* **SHORT TASK**: Filter the entries, keeping every line with the word "Initiatives".

* **DATA RECORDS**:
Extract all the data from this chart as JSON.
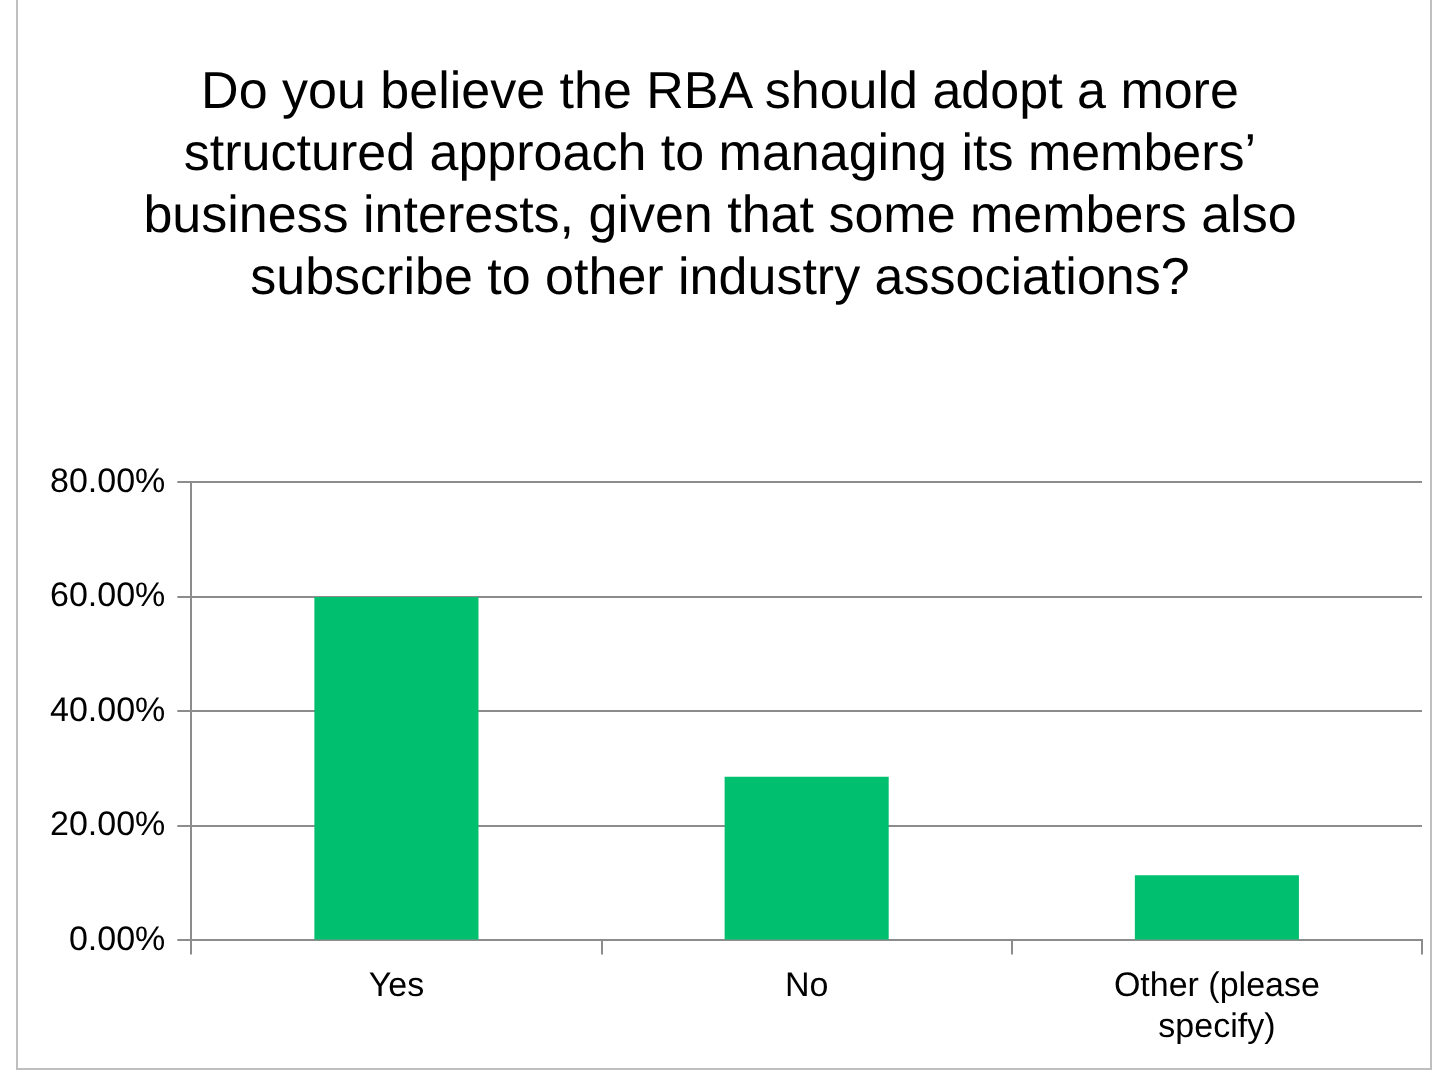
{
  "chart_data": {
    "type": "bar",
    "title": "Do you believe the RBA should adopt a more structured approach to managing its members’ business interests, given that some members also subscribe to other industry associations?",
    "categories": [
      "Yes",
      "No",
      "Other (please specify)"
    ],
    "values": [
      60,
      28.6,
      11.4
    ],
    "color": "#00bf6f",
    "ylim": [
      0,
      80
    ],
    "yticks": [
      {
        "value": 0,
        "label": "0.00%"
      },
      {
        "value": 20,
        "label": "20.00%"
      },
      {
        "value": 40,
        "label": "40.00%"
      },
      {
        "value": 60,
        "label": "60.00%"
      },
      {
        "value": 80,
        "label": "80.00%"
      }
    ],
    "grid": "y",
    "legend": false
  }
}
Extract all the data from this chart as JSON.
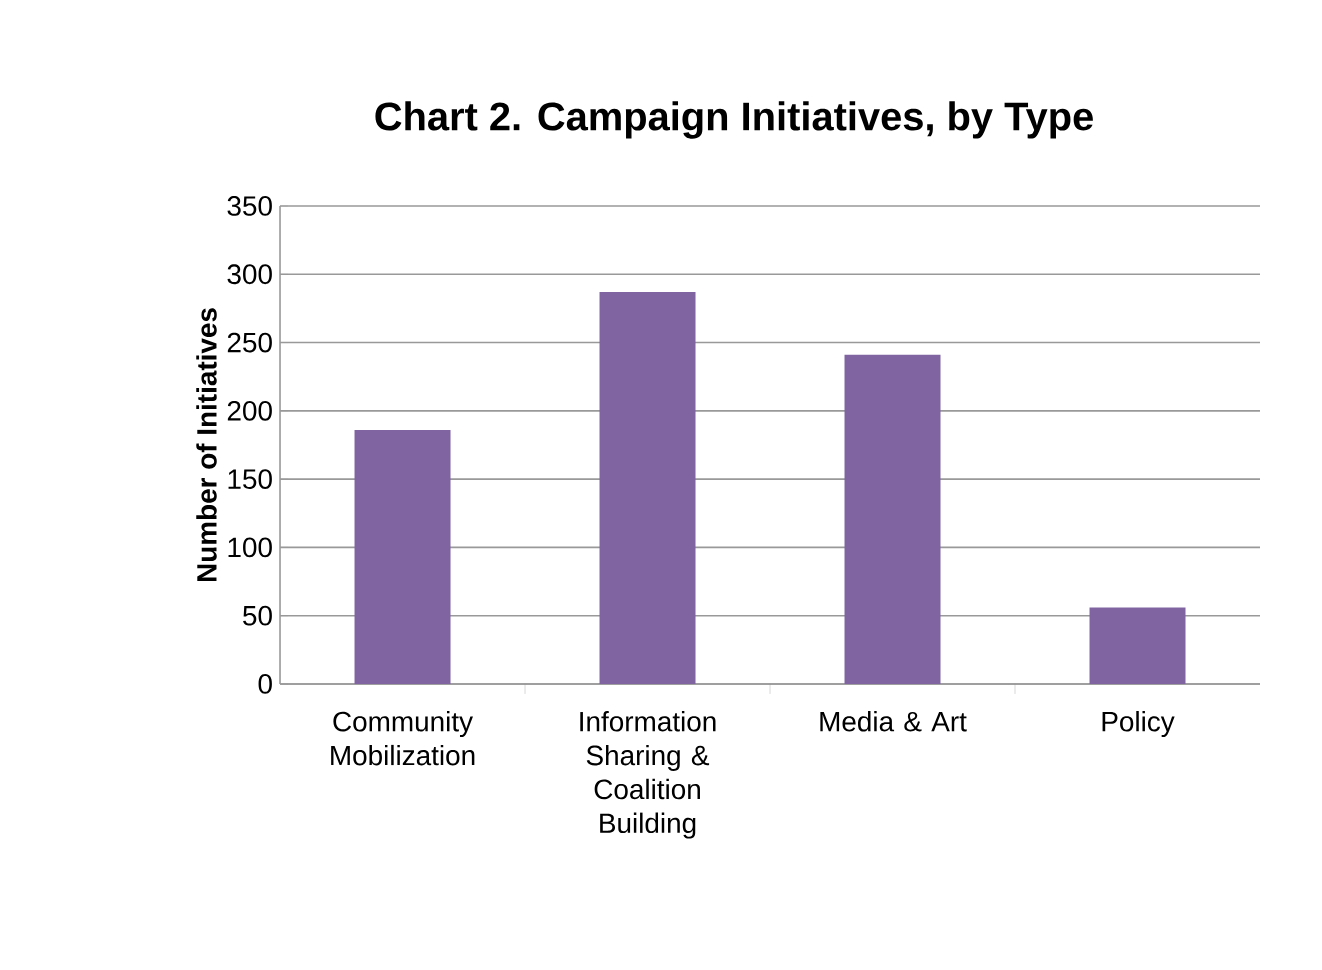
{
  "chart_data": {
    "type": "bar",
    "title": "Chart 2. Campaign Initiatives, by Type",
    "ylabel": "Number of Initiatives",
    "categories": [
      "Community Mobilization",
      "Information Sharing & Coalition Building",
      "Media & Art",
      "Policy"
    ],
    "values": [
      186,
      287,
      241,
      56
    ],
    "color": "#8064a2",
    "ylim": [
      0,
      350
    ],
    "yticks": [
      0,
      50,
      100,
      150,
      200,
      250,
      300,
      350
    ],
    "grid": "y"
  }
}
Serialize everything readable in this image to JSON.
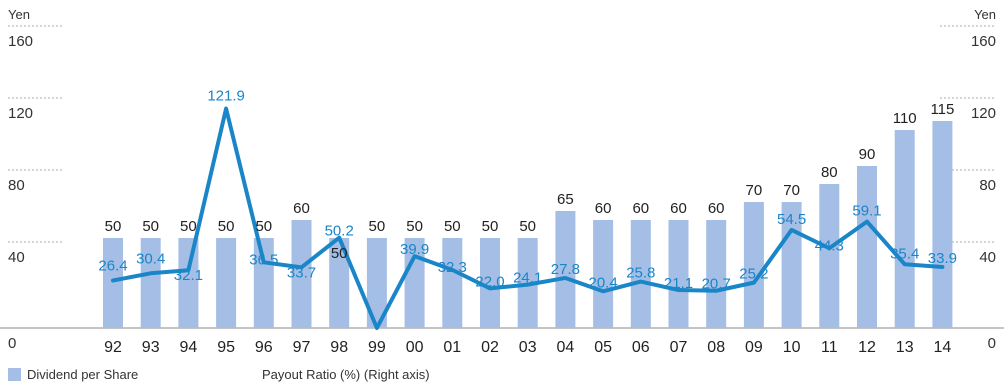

* **WRITTEN REPLY**:
    "title": "Chart 2. Campaign Initiatives, by Type",
    "ylabel": "Number of Initiatives",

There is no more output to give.